━━ Working data ━━
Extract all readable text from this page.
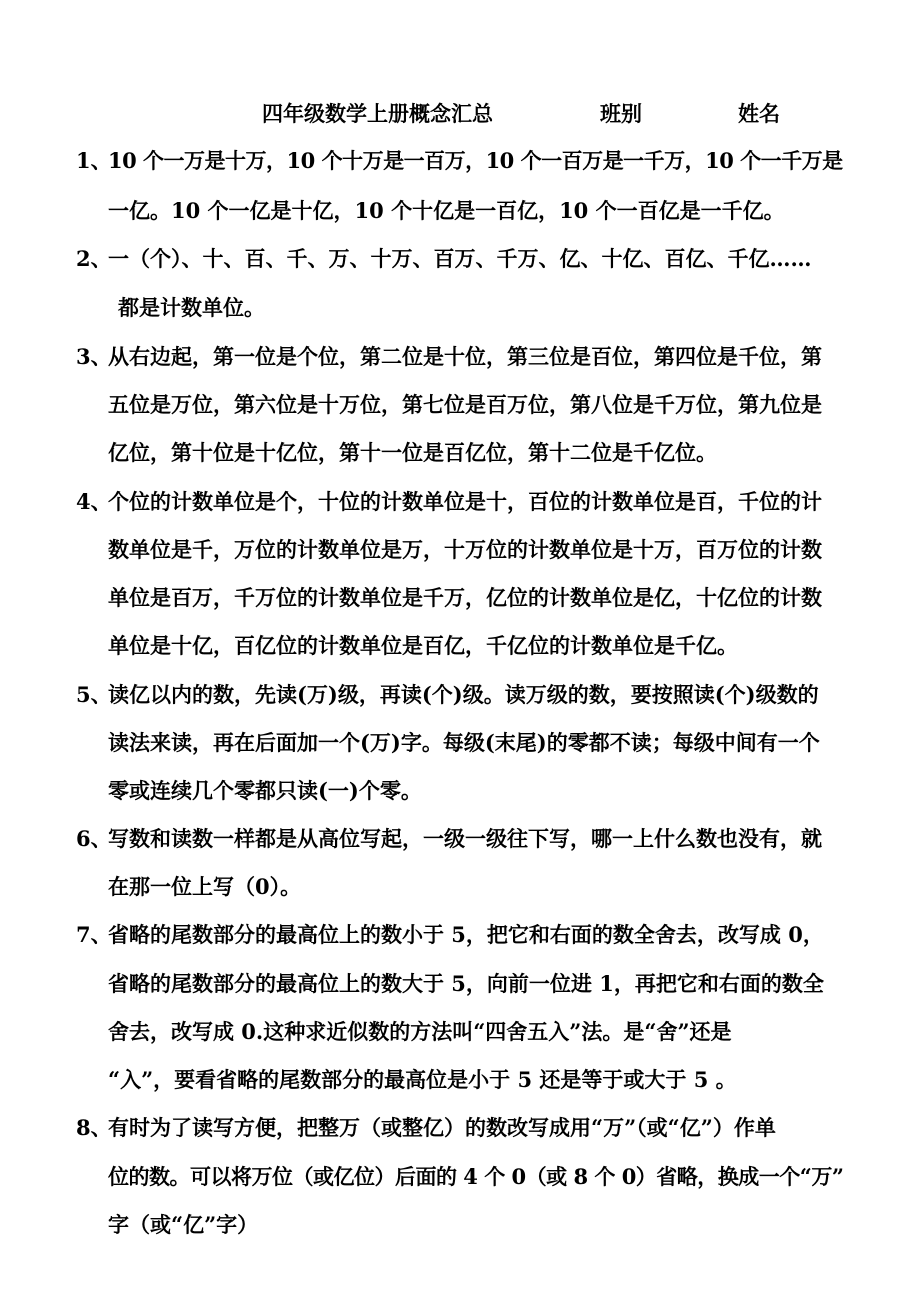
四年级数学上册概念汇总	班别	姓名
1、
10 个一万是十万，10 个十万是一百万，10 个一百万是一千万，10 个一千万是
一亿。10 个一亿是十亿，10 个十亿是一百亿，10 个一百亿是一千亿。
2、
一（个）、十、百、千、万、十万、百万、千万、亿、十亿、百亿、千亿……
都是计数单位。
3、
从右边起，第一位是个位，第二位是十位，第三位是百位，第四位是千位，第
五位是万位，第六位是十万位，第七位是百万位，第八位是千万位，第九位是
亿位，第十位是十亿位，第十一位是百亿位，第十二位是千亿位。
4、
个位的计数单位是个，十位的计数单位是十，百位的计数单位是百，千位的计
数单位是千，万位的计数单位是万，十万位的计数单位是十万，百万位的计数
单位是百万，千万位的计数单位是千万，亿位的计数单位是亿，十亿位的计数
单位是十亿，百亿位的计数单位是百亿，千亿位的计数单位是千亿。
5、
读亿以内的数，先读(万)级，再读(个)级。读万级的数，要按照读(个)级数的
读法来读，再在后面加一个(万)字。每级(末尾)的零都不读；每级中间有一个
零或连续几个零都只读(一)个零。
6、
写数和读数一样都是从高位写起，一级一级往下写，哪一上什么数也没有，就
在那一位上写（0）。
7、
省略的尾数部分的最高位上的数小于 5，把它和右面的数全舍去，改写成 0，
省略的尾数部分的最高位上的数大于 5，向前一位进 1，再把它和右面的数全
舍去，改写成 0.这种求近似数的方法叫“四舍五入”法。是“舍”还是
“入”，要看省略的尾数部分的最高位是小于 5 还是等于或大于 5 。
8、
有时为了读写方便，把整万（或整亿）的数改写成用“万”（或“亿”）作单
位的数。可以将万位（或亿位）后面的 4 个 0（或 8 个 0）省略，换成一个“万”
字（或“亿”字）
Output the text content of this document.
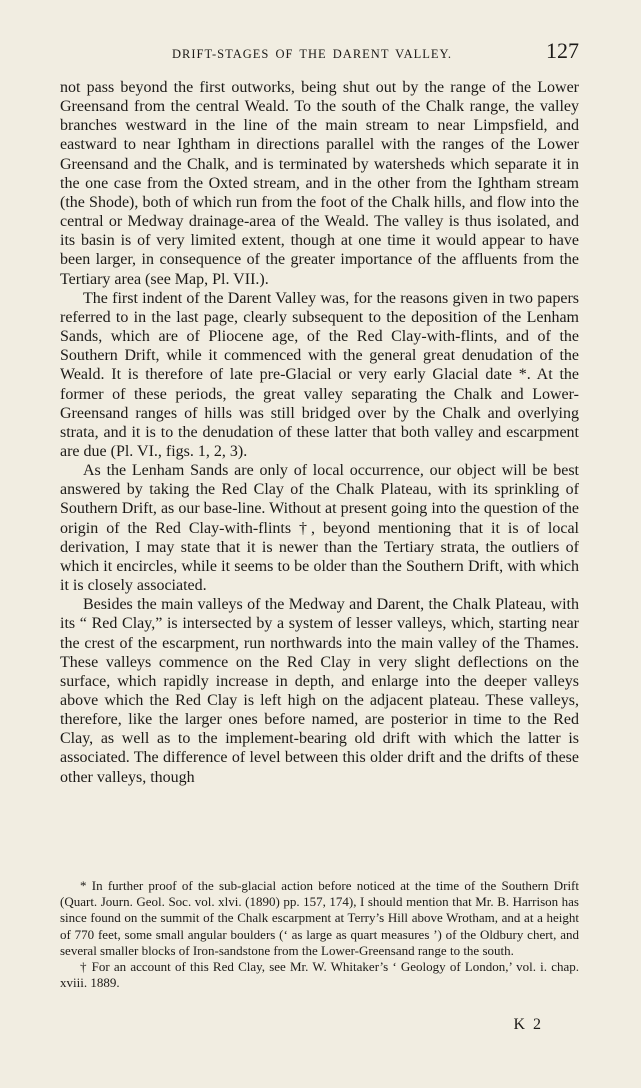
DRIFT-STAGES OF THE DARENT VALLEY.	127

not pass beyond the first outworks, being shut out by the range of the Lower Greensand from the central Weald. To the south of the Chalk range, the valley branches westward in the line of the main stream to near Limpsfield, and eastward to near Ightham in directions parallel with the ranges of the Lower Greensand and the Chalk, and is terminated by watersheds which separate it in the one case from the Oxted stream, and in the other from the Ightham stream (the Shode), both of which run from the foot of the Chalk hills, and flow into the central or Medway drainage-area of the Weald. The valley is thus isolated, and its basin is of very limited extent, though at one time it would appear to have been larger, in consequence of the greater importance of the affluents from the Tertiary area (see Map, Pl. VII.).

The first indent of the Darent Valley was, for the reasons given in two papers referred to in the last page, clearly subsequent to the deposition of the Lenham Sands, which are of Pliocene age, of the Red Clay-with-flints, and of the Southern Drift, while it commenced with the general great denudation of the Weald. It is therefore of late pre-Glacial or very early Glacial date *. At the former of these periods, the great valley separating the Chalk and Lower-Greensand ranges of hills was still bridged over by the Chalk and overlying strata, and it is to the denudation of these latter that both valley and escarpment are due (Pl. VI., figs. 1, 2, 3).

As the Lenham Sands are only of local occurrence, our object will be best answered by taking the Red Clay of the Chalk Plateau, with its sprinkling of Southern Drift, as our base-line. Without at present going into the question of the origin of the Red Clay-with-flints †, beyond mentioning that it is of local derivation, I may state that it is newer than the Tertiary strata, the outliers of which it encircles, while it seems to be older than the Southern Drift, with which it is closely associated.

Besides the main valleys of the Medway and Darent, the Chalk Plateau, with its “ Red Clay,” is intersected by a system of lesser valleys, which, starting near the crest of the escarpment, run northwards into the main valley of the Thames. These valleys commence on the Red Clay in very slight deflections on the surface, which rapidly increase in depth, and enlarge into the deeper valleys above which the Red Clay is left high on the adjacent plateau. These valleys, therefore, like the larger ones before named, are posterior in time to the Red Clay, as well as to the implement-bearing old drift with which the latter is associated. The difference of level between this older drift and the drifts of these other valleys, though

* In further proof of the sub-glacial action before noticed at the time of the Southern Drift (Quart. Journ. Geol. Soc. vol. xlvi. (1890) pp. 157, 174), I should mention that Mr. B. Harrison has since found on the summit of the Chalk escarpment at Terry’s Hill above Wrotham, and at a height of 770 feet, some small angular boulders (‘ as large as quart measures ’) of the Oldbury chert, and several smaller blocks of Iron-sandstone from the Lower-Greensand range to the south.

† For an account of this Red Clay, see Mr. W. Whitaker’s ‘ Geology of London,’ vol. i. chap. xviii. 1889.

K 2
━━━
Short exercise
Check each line above for the word "text" and copy the ones that have it.

Solution for this exercise
Extract all readable text from this page.
Output the text content of this document.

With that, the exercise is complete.